Records from a dataset
------------------------------------------------------------

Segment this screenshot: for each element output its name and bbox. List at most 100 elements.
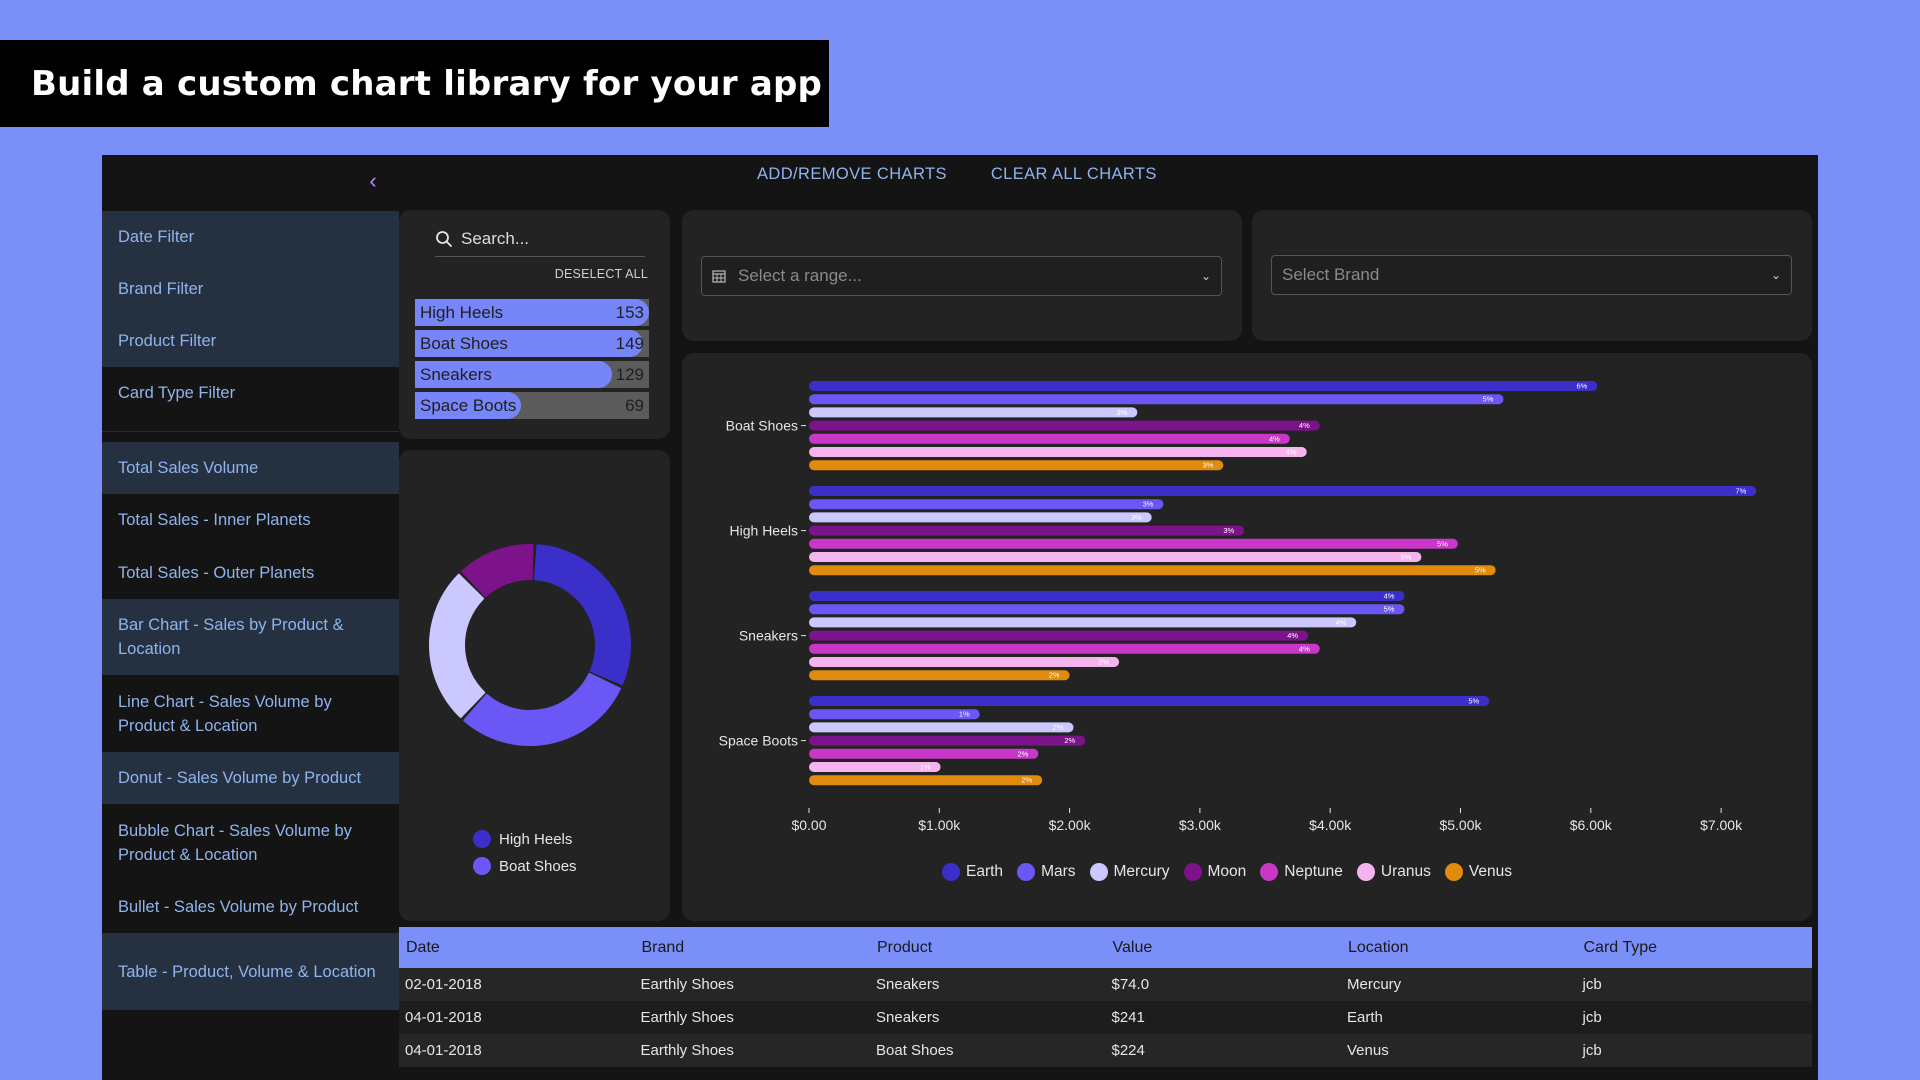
donut-chart bbox=[429, 544, 631, 746]
bar[interactable] bbox=[809, 486, 1757, 496]
bar[interactable] bbox=[809, 447, 1307, 457]
bar[interactable] bbox=[809, 748, 1039, 759]
bar[interactable] bbox=[809, 775, 1043, 786]
product-filter-item[interactable]: Space Boots 69 bbox=[415, 392, 649, 419]
sidebar-item-brand-filter[interactable]: Brand Filter bbox=[102, 263, 399, 315]
donut-segment[interactable] bbox=[533, 544, 631, 686]
legend-label: Earth bbox=[966, 863, 1004, 880]
sidebar-item-card-type-filter[interactable]: Card Type Filter bbox=[102, 367, 399, 419]
sidebar-item-date-filter[interactable]: Date Filter bbox=[102, 211, 399, 263]
bar-value-label: 4% bbox=[1286, 448, 1297, 457]
legend-item[interactable]: Moon bbox=[1183, 863, 1246, 881]
bar[interactable] bbox=[809, 735, 1086, 746]
table-cell: $241 bbox=[1111, 1009, 1145, 1026]
legend-item[interactable]: Mercury bbox=[1089, 863, 1170, 881]
donut-segment[interactable] bbox=[429, 573, 486, 719]
bar[interactable] bbox=[809, 657, 1120, 667]
sidebar-item-total-sales-inner[interactable]: Total Sales - Inner Planets bbox=[102, 494, 399, 546]
date-range-select[interactable]: Select a range... ⌄ bbox=[701, 256, 1222, 296]
search-input[interactable] bbox=[461, 229, 631, 249]
bar[interactable] bbox=[809, 565, 1496, 576]
column-header[interactable]: Date bbox=[399, 939, 635, 957]
legend-item[interactable]: Mars bbox=[1017, 863, 1076, 881]
bar[interactable] bbox=[809, 394, 1504, 405]
table-cell: 04-01-2018 bbox=[405, 1042, 482, 1059]
product-filter-item[interactable]: Boat Shoes 149 bbox=[415, 330, 649, 357]
chevron-left-icon[interactable]: ‹ bbox=[361, 169, 385, 193]
sidebar-item-table[interactable]: Table - Product, Volume & Location bbox=[102, 933, 399, 1010]
hero-banner: Build a custom chart library for your ap… bbox=[0, 40, 829, 127]
y-tick-label: Sneakers bbox=[739, 628, 798, 644]
search-box bbox=[435, 222, 645, 257]
legend-item[interactable]: Neptune bbox=[1260, 863, 1343, 881]
bar[interactable] bbox=[809, 709, 980, 720]
top-actions: ADD/REMOVE CHARTS CLEAR ALL CHARTS bbox=[757, 165, 1157, 184]
x-tick-label: $2.00k bbox=[1049, 817, 1092, 833]
sidebar-item-total-sales-outer[interactable]: Total Sales - Outer Planets bbox=[102, 546, 399, 599]
donut-legend-item[interactable]: Boat Shoes bbox=[473, 857, 577, 875]
bar[interactable] bbox=[809, 617, 1357, 628]
sidebar-item-bullet[interactable]: Bullet - Sales Volume by Product bbox=[102, 881, 399, 933]
bar[interactable] bbox=[809, 538, 1458, 549]
table-cell: 04-01-2018 bbox=[405, 1009, 482, 1026]
bar[interactable] bbox=[809, 525, 1245, 536]
table-row[interactable]: 04-01-2018 Earthly Shoes Sneakers $241 Earth… bbox=[399, 1001, 1812, 1034]
bar[interactable] bbox=[809, 630, 1309, 641]
sidebar-item-label: Total Sales - Inner Planets bbox=[118, 511, 311, 529]
sidebar-item-label: Table - Product, Volume & Location bbox=[118, 962, 376, 981]
bar[interactable] bbox=[809, 460, 1224, 471]
table-row[interactable]: 02-01-2018 Earthly Shoes Sneakers $74.0 Merc… bbox=[399, 968, 1812, 1001]
sidebar-item-product-filter[interactable]: Product Filter bbox=[102, 315, 399, 367]
bar[interactable] bbox=[809, 433, 1290, 444]
donut-segment[interactable] bbox=[463, 672, 621, 746]
bar[interactable] bbox=[809, 670, 1070, 681]
bar[interactable] bbox=[809, 420, 1320, 431]
column-header[interactable]: Product bbox=[870, 939, 1106, 957]
column-header[interactable]: Card Type bbox=[1577, 939, 1813, 957]
bar[interactable] bbox=[809, 696, 1490, 706]
sidebar-item-total-sales-volume[interactable]: Total Sales Volume bbox=[102, 442, 399, 494]
bar[interactable] bbox=[809, 591, 1405, 601]
bar[interactable] bbox=[809, 499, 1164, 510]
brand-select[interactable]: Select Brand ⌄ bbox=[1271, 255, 1792, 295]
bar-value-label: 2% bbox=[1049, 671, 1060, 680]
add-remove-charts-button[interactable]: ADD/REMOVE CHARTS bbox=[757, 165, 947, 184]
product-filter-label: Space Boots bbox=[420, 396, 517, 415]
chevron-down-icon: ⌄ bbox=[1200, 269, 1211, 283]
bar[interactable] bbox=[809, 604, 1405, 615]
y-tick-label: Boat Shoes bbox=[726, 418, 798, 434]
bar-value-label: 4% bbox=[1287, 631, 1298, 640]
table-cell: 02-01-2018 bbox=[405, 976, 482, 993]
sidebar-item-label: Bullet - Sales Volume by Product bbox=[118, 898, 359, 916]
product-filter-label: Boat Shoes bbox=[420, 334, 508, 353]
bar[interactable] bbox=[809, 643, 1320, 654]
legend-dot bbox=[473, 830, 491, 848]
column-header[interactable]: Brand bbox=[635, 939, 871, 957]
legend-item[interactable]: Earth bbox=[942, 863, 1003, 881]
product-filter-label: High Heels bbox=[420, 303, 504, 322]
legend-label: Neptune bbox=[1284, 863, 1343, 880]
bar[interactable] bbox=[809, 381, 1598, 391]
table-cell: Earthly Shoes bbox=[640, 1009, 734, 1026]
bar[interactable] bbox=[809, 512, 1152, 523]
donut-legend-item[interactable]: High Heels bbox=[473, 830, 572, 848]
sidebar-item-donut[interactable]: Donut - Sales Volume by Product bbox=[102, 752, 399, 804]
bar[interactable] bbox=[809, 407, 1138, 418]
legend-item[interactable]: Uranus bbox=[1356, 863, 1431, 881]
product-filter-item[interactable]: High Heels 153 bbox=[415, 299, 649, 326]
product-filter-item[interactable]: Sneakers 129 bbox=[415, 361, 649, 388]
legend-item[interactable]: Venus bbox=[1444, 863, 1512, 881]
table-cell: Sneakers bbox=[876, 1009, 940, 1026]
clear-all-charts-button[interactable]: CLEAR ALL CHARTS bbox=[991, 165, 1157, 184]
table-row[interactable]: 04-01-2018 Earthly Shoes Boat Shoes $224 Ven… bbox=[399, 1034, 1812, 1067]
sidebar-item-bar-chart[interactable]: Bar Chart - Sales by Product & Location bbox=[102, 599, 399, 675]
sidebar-item-line-chart[interactable]: Line Chart - Sales Volume by Product & L… bbox=[102, 675, 399, 752]
column-header[interactable]: Location bbox=[1341, 939, 1577, 957]
legend-dot bbox=[1444, 863, 1463, 881]
sidebar-item-bubble-chart[interactable]: Bubble Chart - Sales Volume by Product &… bbox=[102, 804, 399, 881]
legend-dot bbox=[1356, 863, 1375, 881]
column-header[interactable]: Value bbox=[1106, 939, 1342, 957]
bar[interactable] bbox=[809, 552, 1422, 562]
bar[interactable] bbox=[809, 722, 1074, 733]
deselect-all-button[interactable]: DESELECT ALL bbox=[555, 267, 648, 281]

------------------------------------------------------------

PROMPT: Write out every line of the material above word for word, without the pictures.

TASK OUTPUT:
Segment this screenshot: for each element output its name and bbox. List at most 100 elements.
donut-chart bbox=[429, 544, 631, 746]
bar[interactable] bbox=[809, 486, 1757, 496]
bar[interactable] bbox=[809, 447, 1307, 457]
bar[interactable] bbox=[809, 748, 1039, 759]
bar[interactable] bbox=[809, 775, 1043, 786]
product-filter-item[interactable]: Space Boots 69 bbox=[415, 392, 649, 419]
sidebar-item-brand-filter[interactable]: Brand Filter bbox=[102, 263, 399, 315]
donut-segment[interactable] bbox=[533, 544, 631, 686]
legend-label: Earth bbox=[966, 863, 1004, 880]
sidebar-item-card-type-filter[interactable]: Card Type Filter bbox=[102, 367, 399, 419]
sidebar-item-date-filter[interactable]: Date Filter bbox=[102, 211, 399, 263]
bar-value-label: 4% bbox=[1286, 448, 1297, 457]
legend-item[interactable]: Moon bbox=[1183, 863, 1246, 881]
bar[interactable] bbox=[809, 735, 1086, 746]
table-cell: $241 bbox=[1111, 1009, 1145, 1026]
legend-item[interactable]: Mercury bbox=[1089, 863, 1170, 881]
donut-segment[interactable] bbox=[429, 573, 486, 719]
bar[interactable] bbox=[809, 657, 1120, 667]
sidebar-item-total-sales-inner[interactable]: Total Sales - Inner Planets bbox=[102, 494, 399, 546]
date-range-select[interactable]: Select a range... ⌄ bbox=[701, 256, 1222, 296]
search-input[interactable] bbox=[461, 229, 631, 249]
bar[interactable] bbox=[809, 565, 1496, 576]
column-header[interactable]: Date bbox=[399, 939, 635, 957]
legend-item[interactable]: Mars bbox=[1017, 863, 1076, 881]
bar[interactable] bbox=[809, 394, 1504, 405]
table-cell: 04-01-2018 bbox=[405, 1042, 482, 1059]
product-filter-item[interactable]: Boat Shoes 149 bbox=[415, 330, 649, 357]
chevron-left-icon[interactable]: ‹ bbox=[361, 169, 385, 193]
sidebar-item-table[interactable]: Table - Product, Volume & Location bbox=[102, 933, 399, 1010]
hero-banner: Build a custom chart library for your ap… bbox=[0, 40, 829, 127]
y-tick-label: Sneakers bbox=[739, 628, 798, 644]
search-box bbox=[435, 222, 645, 257]
legend-item[interactable]: Neptune bbox=[1260, 863, 1343, 881]
bar[interactable] bbox=[809, 709, 980, 720]
top-actions: ADD/REMOVE CHARTS CLEAR ALL CHARTS bbox=[757, 165, 1157, 184]
x-tick-label: $2.00k bbox=[1049, 817, 1092, 833]
sidebar-item-total-sales-outer[interactable]: Total Sales - Outer Planets bbox=[102, 546, 399, 599]
donut-legend-item[interactable]: Boat Shoes bbox=[473, 857, 577, 875]
bar[interactable] bbox=[809, 617, 1357, 628]
sidebar-item-bullet[interactable]: Bullet - Sales Volume by Product bbox=[102, 881, 399, 933]
bar[interactable] bbox=[809, 538, 1458, 549]
table-cell: 04-01-2018 bbox=[405, 1009, 482, 1026]
bar[interactable] bbox=[809, 525, 1245, 536]
table-row[interactable]: 04-01-2018 Earthly Shoes Sneakers $241 Earth… bbox=[399, 1001, 1812, 1034]
bar[interactable] bbox=[809, 630, 1309, 641]
sidebar-item-label: Total Sales - Inner Planets bbox=[118, 511, 311, 529]
sidebar-item-label: Table - Product, Volume & Location bbox=[118, 962, 376, 981]
bar[interactable] bbox=[809, 460, 1224, 471]
table-row[interactable]: 02-01-2018 Earthly Shoes Sneakers $74.0 Merc… bbox=[399, 968, 1812, 1001]
sidebar-item-product-filter[interactable]: Product Filter bbox=[102, 315, 399, 367]
bar[interactable] bbox=[809, 433, 1290, 444]
donut-segment[interactable] bbox=[463, 672, 621, 746]
bar[interactable] bbox=[809, 670, 1070, 681]
bar[interactable] bbox=[809, 420, 1320, 431]
column-header[interactable]: Product bbox=[870, 939, 1106, 957]
column-header[interactable]: Card Type bbox=[1577, 939, 1813, 957]
bar[interactable] bbox=[809, 696, 1490, 706]
sidebar-item-total-sales-volume[interactable]: Total Sales Volume bbox=[102, 442, 399, 494]
bar[interactable] bbox=[809, 591, 1405, 601]
bar[interactable] bbox=[809, 499, 1164, 510]
brand-select[interactable]: Select Brand ⌄ bbox=[1271, 255, 1792, 295]
bar-value-label: 2% bbox=[1049, 671, 1060, 680]
add-remove-charts-button[interactable]: ADD/REMOVE CHARTS bbox=[757, 165, 947, 184]
product-filter-label: Space Boots bbox=[420, 396, 517, 415]
chevron-down-icon: ⌄ bbox=[1200, 269, 1211, 283]
bar[interactable] bbox=[809, 604, 1405, 615]
y-tick-label: Boat Shoes bbox=[726, 418, 798, 434]
bar-value-label: 4% bbox=[1287, 631, 1298, 640]
table-cell: 02-01-2018 bbox=[405, 976, 482, 993]
sidebar-item-label: Bullet - Sales Volume by Product bbox=[118, 898, 359, 916]
product-filter-label: Boat Shoes bbox=[420, 334, 508, 353]
bar[interactable] bbox=[809, 643, 1320, 654]
legend-dot bbox=[473, 830, 491, 848]
column-header[interactable]: Brand bbox=[635, 939, 871, 957]
legend-item[interactable]: Earth bbox=[942, 863, 1003, 881]
product-filter-label: High Heels bbox=[420, 303, 504, 322]
legend-label: Neptune bbox=[1284, 863, 1343, 880]
bar[interactable] bbox=[809, 381, 1598, 391]
table-cell: Earthly Shoes bbox=[640, 1009, 734, 1026]
bar[interactable] bbox=[809, 512, 1152, 523]
donut-legend-item[interactable]: High Heels bbox=[473, 830, 572, 848]
sidebar-item-donut[interactable]: Donut - Sales Volume by Product bbox=[102, 752, 399, 804]
bar[interactable] bbox=[809, 407, 1138, 418]
legend-item[interactable]: Uranus bbox=[1356, 863, 1431, 881]
product-filter-item[interactable]: High Heels 153 bbox=[415, 299, 649, 326]
product-filter-item[interactable]: Sneakers 129 bbox=[415, 361, 649, 388]
legend-item[interactable]: Venus bbox=[1444, 863, 1512, 881]
table-cell: Sneakers bbox=[876, 1009, 940, 1026]
clear-all-charts-button[interactable]: CLEAR ALL CHARTS bbox=[991, 165, 1157, 184]
table-row[interactable]: 04-01-2018 Earthly Shoes Boat Shoes $224 Ven… bbox=[399, 1034, 1812, 1067]
sidebar-item-bar-chart[interactable]: Bar Chart - Sales by Product & Location bbox=[102, 599, 399, 675]
sidebar-item-line-chart[interactable]: Line Chart - Sales Volume by Product & L… bbox=[102, 675, 399, 752]
column-header[interactable]: Location bbox=[1341, 939, 1577, 957]
legend-dot bbox=[1444, 863, 1463, 881]
sidebar-item-bubble-chart[interactable]: Bubble Chart - Sales Volume by Product &… bbox=[102, 804, 399, 881]
legend-dot bbox=[1356, 863, 1375, 881]
column-header[interactable]: Value bbox=[1106, 939, 1342, 957]
bar[interactable] bbox=[809, 552, 1422, 562]
bar[interactable] bbox=[809, 722, 1074, 733]
deselect-all-button[interactable]: DESELECT ALL bbox=[555, 267, 648, 281]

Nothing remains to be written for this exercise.